> _EXERCISE_:
Exclude the pictures; give every entry again exactly as written.

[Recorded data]
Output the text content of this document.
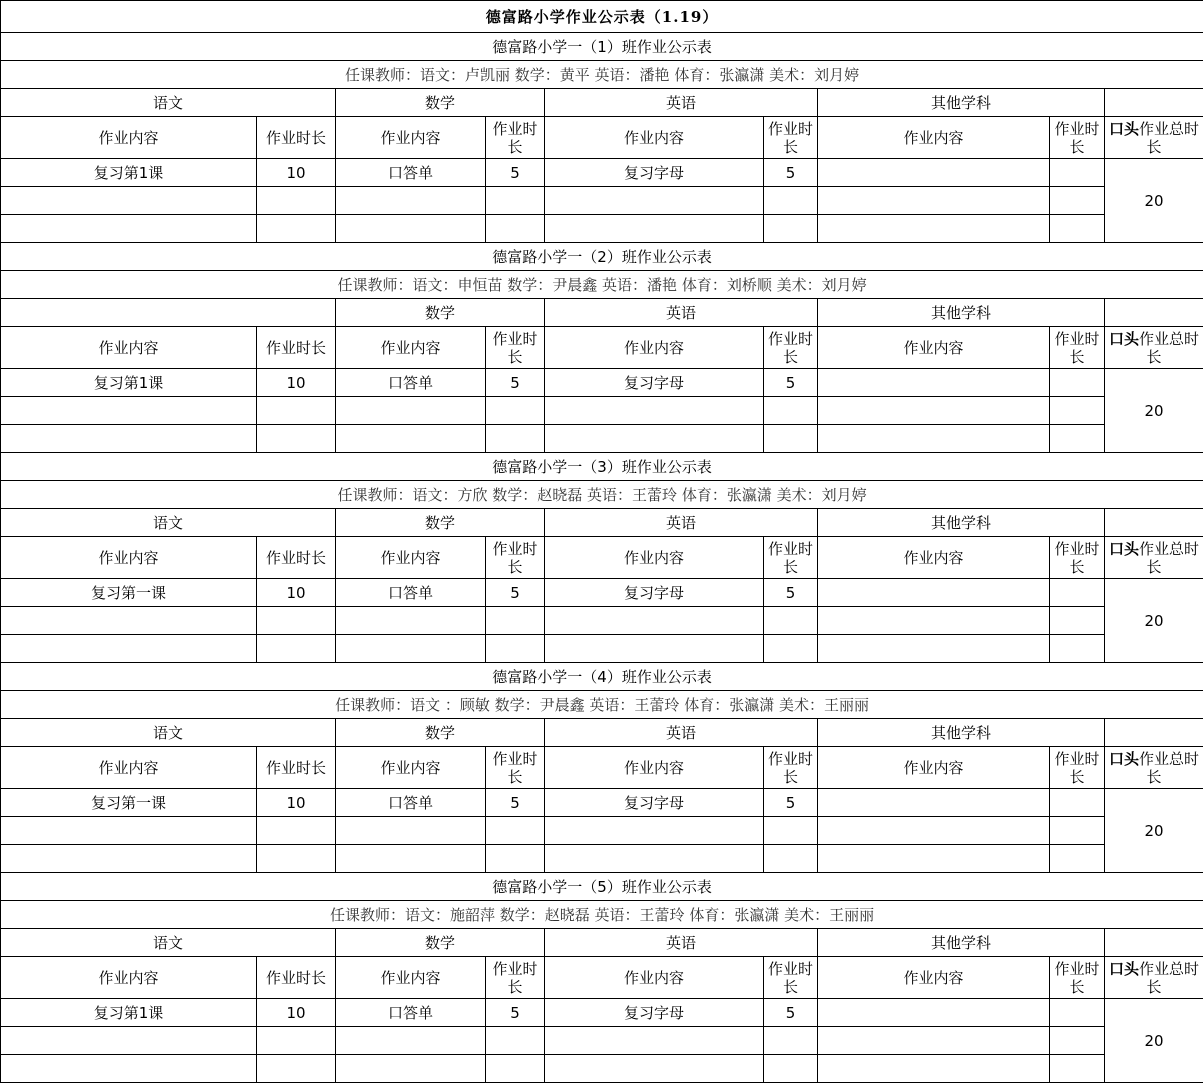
德富路小学作业公示表（1.19）								
德富路小学一（1）班作业公示表								
任课教师：语文：卢凯丽 数学：黄平 英语：潘艳 体育：张瀛潇 美术：刘月婷								
语文		数学		英语		其他学科		
作业内容	作业时长	作业内容	作业时长	作业内容	作业时长	作业内容	作业时长	口头作业总时长
复习第1课	10	口答单	5	复习字母	5			20

德富路小学一（2）班作业公示表								
任课教师：语文：申恒苗 数学：尹晨鑫 英语：潘艳 体育：刘桥顺 美术：刘月婷								
		数学		英语		其他学科		
作业内容	作业时长	作业内容	作业时长	作业内容	作业时长	作业内容	作业时长	口头作业总时长
复习第1课	10	口答单	5	复习字母	5			20

德富路小学一（3）班作业公示表								
任课教师：语文：方欣 数学：赵晓磊 英语：王蕾玲 体育：张瀛潇 美术：刘月婷								
语文		数学		英语		其他学科		
作业内容	作业时长	作业内容	作业时长	作业内容	作业时长	作业内容	作业时长	口头作业总时长
复习第一课	10	口答单	5	复习字母	5			20

德富路小学一（4）班作业公示表								
任课教师：语文 ：顾敏 数学：尹晨鑫 英语：王蕾玲 体育：张瀛潇 美术：王丽丽								
语文		数学		英语		其他学科		
作业内容	作业时长	作业内容	作业时长	作业内容	作业时长	作业内容	作业时长	口头作业总时长
复习第一课	10	口答单	5	复习字母	5			20

德富路小学一（5）班作业公示表								
任课教师：语文：施韶萍 数学：赵晓磊 英语：王蕾玲 体育：张瀛潇 美术：王丽丽								
语文		数学		英语		其他学科		
作业内容	作业时长	作业内容	作业时长	作业内容	作业时长	作业内容	作业时长	口头作业总时长
复习第1课	10	口答单	5	复习字母	5			20
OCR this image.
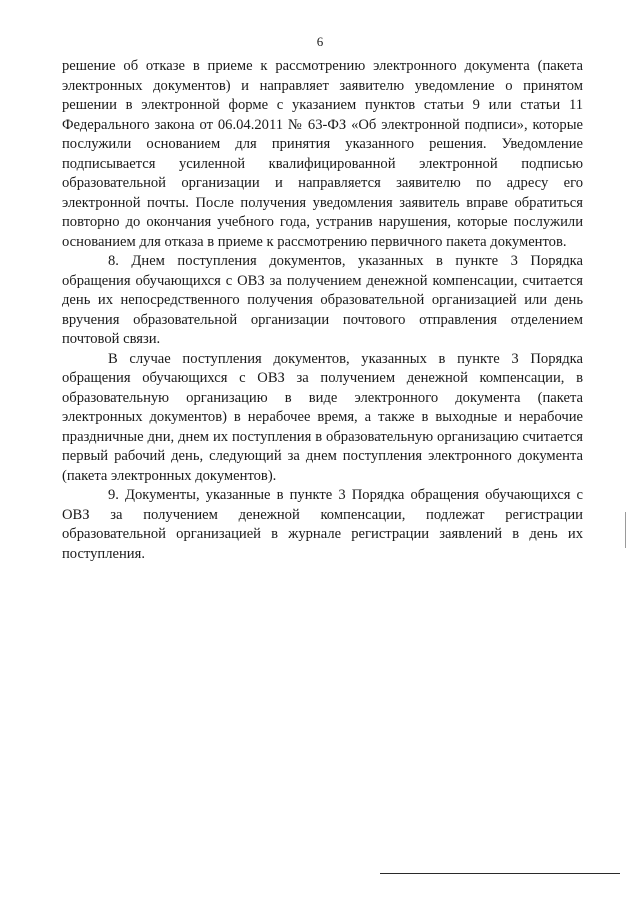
6

решение об отказе в приеме к рассмотрению электронного документа (пакета электронных документов) и направляет заявителю уведомление о принятом решении в электронной форме с указанием пунктов статьи 9 или статьи 11 Федерального закона от 06.04.2011 № 63-ФЗ «Об электронной подписи», которые послужили основанием для принятия указанного решения. Уведомление подписывается усиленной квалифицированной электронной подписью образовательной организации и направляется заявителю по адресу его электронной почты. После получения уведомления заявитель вправе обратиться повторно до окончания учебного года, устранив нарушения, которые послужили основанием для отказа в приеме к рассмотрению первичного пакета документов.

8. Днем поступления документов, указанных в пункте 3 Порядка обращения обучающихся с ОВЗ за получением денежной компенсации, считается день их непосредственного получения образовательной организацией или день вручения образовательной организации почтового отправления отделением почтовой связи.

В случае поступления документов, указанных в пункте 3 Порядка обращения обучающихся с ОВЗ за получением денежной компенсации, в образовательную организацию в виде электронного документа (пакета электронных документов) в нерабочее время, а также в выходные и нерабочие праздничные дни, днем их поступления в образовательную организацию считается первый рабочий день, следующий за днем поступления электронного документа (пакета электронных документов).

9. Документы, указанные в пункте 3 Порядка обращения обучающихся с ОВЗ за получением денежной компенсации, подлежат регистрации образовательной организацией в журнале регистрации заявлений в день их поступления.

> _RESULT_:
Output the text content of this document.
德富路小学作业公示表（1.19）								
德富路小学一（1）班作业公示表								
任课教师：语文：卢凯丽 数学：黄平 英语：潘艳 体育：张瀛潇 美术：刘月婷								
语文		数学		英语		其他学科		
作业内容	作业时长	作业内容	作业时长	作业内容	作业时长	作业内容	作业时长	口头作业总时长
复习第1课	10	口答单	5	复习字母	5			20

德富路小学一（2）班作业公示表								
任课教师：语文：申恒苗 数学：尹晨鑫 英语：潘艳 体育：刘桥顺 美术：刘月婷								
		数学		英语		其他学科		
作业内容	作业时长	作业内容	作业时长	作业内容	作业时长	作业内容	作业时长	口头作业总时长
复习第1课	10	口答单	5	复习字母	5			20

德富路小学一（3）班作业公示表								
任课教师：语文：方欣 数学：赵晓磊 英语：王蕾玲 体育：张瀛潇 美术：刘月婷								
语文		数学		英语		其他学科		
作业内容	作业时长	作业内容	作业时长	作业内容	作业时长	作业内容	作业时长	口头作业总时长
复习第一课	10	口答单	5	复习字母	5			20

德富路小学一（4）班作业公示表								
任课教师：语文 ：顾敏 数学：尹晨鑫 英语：王蕾玲 体育：张瀛潇 美术：王丽丽								
语文		数学		英语		其他学科		
作业内容	作业时长	作业内容	作业时长	作业内容	作业时长	作业内容	作业时长	口头作业总时长
复习第一课	10	口答单	5	复习字母	5			20

德富路小学一（5）班作业公示表								
任课教师：语文：施韶萍 数学：赵晓磊 英语：王蕾玲 体育：张瀛潇 美术：王丽丽								
语文		数学		英语		其他学科		
作业内容	作业时长	作业内容	作业时长	作业内容	作业时长	作业内容	作业时长	口头作业总时长
复习第1课	10	口答单	5	复习字母	5			20
OCR this image.
6

решение об отказе в приеме к рассмотрению электронного документа (пакета электронных документов) и направляет заявителю уведомление о принятом решении в электронной форме с указанием пунктов статьи 9 или статьи 11 Федерального закона от 06.04.2011 № 63-ФЗ «Об электронной подписи», которые послужили основанием для принятия указанного решения. Уведомление подписывается усиленной квалифицированной электронной подписью образовательной организации и направляется заявителю по адресу его электронной почты. После получения уведомления заявитель вправе обратиться повторно до окончания учебного года, устранив нарушения, которые послужили основанием для отказа в приеме к рассмотрению первичного пакета документов.

8. Днем поступления документов, указанных в пункте 3 Порядка обращения обучающихся с ОВЗ за получением денежной компенсации, считается день их непосредственного получения образовательной организацией или день вручения образовательной организации почтового отправления отделением почтовой связи.

В случае поступления документов, указанных в пункте 3 Порядка обращения обучающихся с ОВЗ за получением денежной компенсации, в образовательную организацию в виде электронного документа (пакета электронных документов) в нерабочее время, а также в выходные и нерабочие праздничные дни, днем их поступления в образовательную организацию считается первый рабочий день, следующий за днем поступления электронного документа (пакета электронных документов).

9. Документы, указанные в пункте 3 Порядка обращения обучающихся с ОВЗ за получением денежной компенсации, подлежат регистрации образовательной организацией в журнале регистрации заявлений в день их поступления.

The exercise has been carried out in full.